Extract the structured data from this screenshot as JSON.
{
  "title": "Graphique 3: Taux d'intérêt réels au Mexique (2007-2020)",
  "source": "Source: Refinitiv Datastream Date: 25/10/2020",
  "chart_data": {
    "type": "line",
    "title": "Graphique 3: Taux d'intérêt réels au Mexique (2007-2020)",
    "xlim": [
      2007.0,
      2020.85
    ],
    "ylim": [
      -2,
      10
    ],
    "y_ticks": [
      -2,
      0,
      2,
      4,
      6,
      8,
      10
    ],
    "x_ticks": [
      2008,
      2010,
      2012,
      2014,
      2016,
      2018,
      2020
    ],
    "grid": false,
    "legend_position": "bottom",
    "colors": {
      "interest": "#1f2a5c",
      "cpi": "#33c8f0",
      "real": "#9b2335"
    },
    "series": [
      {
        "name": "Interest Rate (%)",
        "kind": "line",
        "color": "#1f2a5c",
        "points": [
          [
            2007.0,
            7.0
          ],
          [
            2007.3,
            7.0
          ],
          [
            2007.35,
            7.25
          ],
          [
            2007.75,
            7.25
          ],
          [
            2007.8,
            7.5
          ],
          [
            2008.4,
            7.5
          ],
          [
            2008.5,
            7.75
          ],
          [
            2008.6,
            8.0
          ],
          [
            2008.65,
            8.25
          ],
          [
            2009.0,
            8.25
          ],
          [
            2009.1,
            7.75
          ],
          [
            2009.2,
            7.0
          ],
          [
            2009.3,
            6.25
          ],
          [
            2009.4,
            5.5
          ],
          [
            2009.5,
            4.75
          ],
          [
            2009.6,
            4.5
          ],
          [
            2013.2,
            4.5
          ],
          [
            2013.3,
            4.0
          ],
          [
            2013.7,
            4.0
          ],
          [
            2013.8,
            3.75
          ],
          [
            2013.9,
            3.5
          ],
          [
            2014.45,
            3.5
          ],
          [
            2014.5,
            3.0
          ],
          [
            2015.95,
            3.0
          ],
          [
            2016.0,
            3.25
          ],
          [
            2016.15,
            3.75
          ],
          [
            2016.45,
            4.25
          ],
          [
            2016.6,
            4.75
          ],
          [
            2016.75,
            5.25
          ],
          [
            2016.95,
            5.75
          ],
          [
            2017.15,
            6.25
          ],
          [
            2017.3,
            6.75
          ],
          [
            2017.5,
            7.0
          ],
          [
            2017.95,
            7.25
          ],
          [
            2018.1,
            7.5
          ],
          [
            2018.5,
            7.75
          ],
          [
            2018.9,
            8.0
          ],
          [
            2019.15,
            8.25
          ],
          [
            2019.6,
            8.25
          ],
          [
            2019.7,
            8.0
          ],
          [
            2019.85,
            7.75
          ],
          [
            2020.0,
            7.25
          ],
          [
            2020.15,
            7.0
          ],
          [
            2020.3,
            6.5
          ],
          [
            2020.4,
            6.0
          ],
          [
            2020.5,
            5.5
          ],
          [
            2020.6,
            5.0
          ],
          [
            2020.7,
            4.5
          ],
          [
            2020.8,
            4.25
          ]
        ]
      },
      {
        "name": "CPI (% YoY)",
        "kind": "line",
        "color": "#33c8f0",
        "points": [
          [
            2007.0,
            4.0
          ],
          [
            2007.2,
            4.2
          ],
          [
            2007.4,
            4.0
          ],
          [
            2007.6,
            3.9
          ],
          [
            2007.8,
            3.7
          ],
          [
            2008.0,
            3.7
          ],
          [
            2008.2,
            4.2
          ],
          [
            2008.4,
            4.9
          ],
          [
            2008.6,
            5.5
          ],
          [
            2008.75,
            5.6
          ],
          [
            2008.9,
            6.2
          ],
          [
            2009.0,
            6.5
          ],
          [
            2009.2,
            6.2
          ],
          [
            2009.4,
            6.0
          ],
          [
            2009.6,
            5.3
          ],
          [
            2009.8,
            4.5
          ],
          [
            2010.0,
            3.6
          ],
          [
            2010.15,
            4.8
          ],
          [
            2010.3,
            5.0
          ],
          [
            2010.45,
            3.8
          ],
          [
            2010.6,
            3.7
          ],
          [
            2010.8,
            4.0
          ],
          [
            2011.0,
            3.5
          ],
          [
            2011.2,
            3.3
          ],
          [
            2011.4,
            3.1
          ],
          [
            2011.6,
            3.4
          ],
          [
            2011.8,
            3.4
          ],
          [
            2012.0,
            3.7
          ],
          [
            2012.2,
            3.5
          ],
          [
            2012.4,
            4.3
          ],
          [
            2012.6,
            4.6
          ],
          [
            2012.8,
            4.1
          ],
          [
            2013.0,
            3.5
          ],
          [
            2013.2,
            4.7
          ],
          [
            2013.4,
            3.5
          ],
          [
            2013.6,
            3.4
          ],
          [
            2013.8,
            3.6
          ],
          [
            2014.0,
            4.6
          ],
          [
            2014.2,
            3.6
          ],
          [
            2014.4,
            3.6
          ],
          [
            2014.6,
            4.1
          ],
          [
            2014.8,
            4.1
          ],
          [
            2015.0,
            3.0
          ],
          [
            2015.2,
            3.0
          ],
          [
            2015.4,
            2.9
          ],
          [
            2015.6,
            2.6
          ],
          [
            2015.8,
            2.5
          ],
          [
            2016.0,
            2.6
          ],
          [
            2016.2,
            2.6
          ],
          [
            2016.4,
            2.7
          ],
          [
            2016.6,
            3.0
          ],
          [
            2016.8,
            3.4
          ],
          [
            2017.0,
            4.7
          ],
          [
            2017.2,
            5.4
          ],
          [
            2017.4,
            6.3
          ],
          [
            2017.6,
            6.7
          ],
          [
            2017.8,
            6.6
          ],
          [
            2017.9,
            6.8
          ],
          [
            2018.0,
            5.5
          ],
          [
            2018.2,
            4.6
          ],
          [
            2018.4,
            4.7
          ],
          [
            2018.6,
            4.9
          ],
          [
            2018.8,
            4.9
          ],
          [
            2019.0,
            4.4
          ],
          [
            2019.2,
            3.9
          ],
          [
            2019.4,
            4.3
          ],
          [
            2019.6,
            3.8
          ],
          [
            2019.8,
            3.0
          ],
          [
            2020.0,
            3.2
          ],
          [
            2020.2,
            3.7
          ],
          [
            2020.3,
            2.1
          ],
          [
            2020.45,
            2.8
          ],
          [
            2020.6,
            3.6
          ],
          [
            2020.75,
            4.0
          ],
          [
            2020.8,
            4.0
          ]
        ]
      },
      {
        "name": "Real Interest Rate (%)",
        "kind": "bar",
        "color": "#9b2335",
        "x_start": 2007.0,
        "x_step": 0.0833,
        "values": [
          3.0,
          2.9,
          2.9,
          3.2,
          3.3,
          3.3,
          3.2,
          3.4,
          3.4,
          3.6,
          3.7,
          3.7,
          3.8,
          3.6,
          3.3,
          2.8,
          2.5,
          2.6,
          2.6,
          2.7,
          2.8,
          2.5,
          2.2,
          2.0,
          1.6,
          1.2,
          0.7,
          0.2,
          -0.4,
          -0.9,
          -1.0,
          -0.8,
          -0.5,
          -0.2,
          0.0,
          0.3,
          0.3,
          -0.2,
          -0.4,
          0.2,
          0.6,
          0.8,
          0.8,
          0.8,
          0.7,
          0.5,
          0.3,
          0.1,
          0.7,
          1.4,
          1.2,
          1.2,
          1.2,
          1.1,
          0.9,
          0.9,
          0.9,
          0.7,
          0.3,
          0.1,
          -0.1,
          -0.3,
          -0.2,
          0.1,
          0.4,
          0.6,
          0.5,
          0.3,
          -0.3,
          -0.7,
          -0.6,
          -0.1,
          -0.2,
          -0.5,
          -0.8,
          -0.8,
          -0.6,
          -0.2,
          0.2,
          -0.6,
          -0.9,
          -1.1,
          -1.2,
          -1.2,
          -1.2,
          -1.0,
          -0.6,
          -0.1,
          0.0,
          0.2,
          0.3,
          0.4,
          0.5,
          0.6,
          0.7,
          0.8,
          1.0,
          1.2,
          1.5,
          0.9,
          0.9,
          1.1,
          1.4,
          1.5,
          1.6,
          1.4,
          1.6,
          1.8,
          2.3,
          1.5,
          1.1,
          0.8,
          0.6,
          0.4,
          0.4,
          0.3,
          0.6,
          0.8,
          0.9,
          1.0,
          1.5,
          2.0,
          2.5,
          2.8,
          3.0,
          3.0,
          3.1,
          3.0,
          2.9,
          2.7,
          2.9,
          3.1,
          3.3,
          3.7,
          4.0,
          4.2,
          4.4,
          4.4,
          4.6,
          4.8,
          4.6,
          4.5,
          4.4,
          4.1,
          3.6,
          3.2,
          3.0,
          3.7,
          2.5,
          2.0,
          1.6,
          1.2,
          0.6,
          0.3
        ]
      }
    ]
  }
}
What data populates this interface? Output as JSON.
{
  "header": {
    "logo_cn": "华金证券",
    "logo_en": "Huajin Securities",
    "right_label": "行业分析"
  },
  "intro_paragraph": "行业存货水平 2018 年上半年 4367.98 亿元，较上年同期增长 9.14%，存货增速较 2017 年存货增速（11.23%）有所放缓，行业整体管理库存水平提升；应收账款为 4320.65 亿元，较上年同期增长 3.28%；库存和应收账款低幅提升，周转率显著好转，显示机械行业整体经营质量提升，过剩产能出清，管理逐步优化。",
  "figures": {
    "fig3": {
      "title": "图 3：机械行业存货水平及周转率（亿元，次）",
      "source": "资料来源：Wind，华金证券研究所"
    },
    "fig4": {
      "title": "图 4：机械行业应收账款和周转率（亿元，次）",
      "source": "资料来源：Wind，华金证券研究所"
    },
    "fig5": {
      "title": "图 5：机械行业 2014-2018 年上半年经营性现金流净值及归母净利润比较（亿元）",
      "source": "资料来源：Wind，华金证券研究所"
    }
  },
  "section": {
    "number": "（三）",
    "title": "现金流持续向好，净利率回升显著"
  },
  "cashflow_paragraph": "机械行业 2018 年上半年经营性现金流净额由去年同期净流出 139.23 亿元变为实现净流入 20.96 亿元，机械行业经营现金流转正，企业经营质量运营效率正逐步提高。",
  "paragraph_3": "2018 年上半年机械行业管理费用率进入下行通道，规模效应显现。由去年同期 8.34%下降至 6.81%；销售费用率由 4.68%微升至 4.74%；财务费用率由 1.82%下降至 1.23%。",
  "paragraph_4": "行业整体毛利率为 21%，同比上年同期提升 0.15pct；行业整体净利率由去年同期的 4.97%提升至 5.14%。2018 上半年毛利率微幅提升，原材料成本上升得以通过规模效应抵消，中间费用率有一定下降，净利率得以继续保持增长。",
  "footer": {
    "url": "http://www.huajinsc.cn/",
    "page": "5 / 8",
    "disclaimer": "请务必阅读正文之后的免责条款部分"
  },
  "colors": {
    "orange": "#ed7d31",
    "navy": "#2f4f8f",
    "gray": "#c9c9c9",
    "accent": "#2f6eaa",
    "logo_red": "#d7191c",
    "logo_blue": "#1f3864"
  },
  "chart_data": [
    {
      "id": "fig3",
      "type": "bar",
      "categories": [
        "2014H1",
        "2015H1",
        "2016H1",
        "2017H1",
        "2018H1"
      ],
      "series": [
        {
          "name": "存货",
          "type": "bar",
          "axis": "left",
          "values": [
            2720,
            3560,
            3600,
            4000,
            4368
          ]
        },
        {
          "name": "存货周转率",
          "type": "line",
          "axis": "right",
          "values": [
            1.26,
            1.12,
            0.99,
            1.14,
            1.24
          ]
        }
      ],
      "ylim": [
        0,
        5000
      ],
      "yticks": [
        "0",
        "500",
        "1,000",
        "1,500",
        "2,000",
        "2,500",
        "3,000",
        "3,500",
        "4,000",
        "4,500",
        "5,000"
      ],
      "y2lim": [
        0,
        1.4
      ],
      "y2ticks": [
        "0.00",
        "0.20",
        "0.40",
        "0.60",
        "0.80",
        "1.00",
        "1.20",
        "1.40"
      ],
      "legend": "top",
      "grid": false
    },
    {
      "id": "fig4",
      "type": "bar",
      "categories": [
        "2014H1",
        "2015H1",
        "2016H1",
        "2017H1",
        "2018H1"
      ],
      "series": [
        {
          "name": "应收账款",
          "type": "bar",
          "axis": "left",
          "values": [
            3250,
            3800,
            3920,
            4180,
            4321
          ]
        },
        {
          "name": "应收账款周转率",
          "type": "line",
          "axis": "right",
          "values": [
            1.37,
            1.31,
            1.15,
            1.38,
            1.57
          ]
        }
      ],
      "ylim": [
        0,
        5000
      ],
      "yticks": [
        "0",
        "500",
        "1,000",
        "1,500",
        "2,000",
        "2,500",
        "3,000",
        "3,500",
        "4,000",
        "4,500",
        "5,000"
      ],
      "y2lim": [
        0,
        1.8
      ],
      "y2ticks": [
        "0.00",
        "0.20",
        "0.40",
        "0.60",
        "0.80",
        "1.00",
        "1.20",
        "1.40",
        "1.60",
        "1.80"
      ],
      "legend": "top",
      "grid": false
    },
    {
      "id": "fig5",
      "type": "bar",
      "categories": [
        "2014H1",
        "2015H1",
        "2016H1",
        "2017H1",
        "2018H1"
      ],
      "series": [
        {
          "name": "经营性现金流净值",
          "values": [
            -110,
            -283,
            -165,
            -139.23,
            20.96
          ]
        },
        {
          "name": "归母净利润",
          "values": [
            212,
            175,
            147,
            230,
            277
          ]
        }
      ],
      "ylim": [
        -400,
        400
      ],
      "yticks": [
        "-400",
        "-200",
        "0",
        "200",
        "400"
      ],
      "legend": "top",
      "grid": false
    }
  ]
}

#### [TASK INSTRUCTIONS]
Which lines hold the word "Mexique"? Copy all of them.

#### [EXERCISE SOLUTION]
  "title": "Graphique 3: Taux d'intérêt réels au Mexique (2007-2020)",
    "title": "Graphique 3: Taux d'intérêt réels au Mexique (2007-2020)",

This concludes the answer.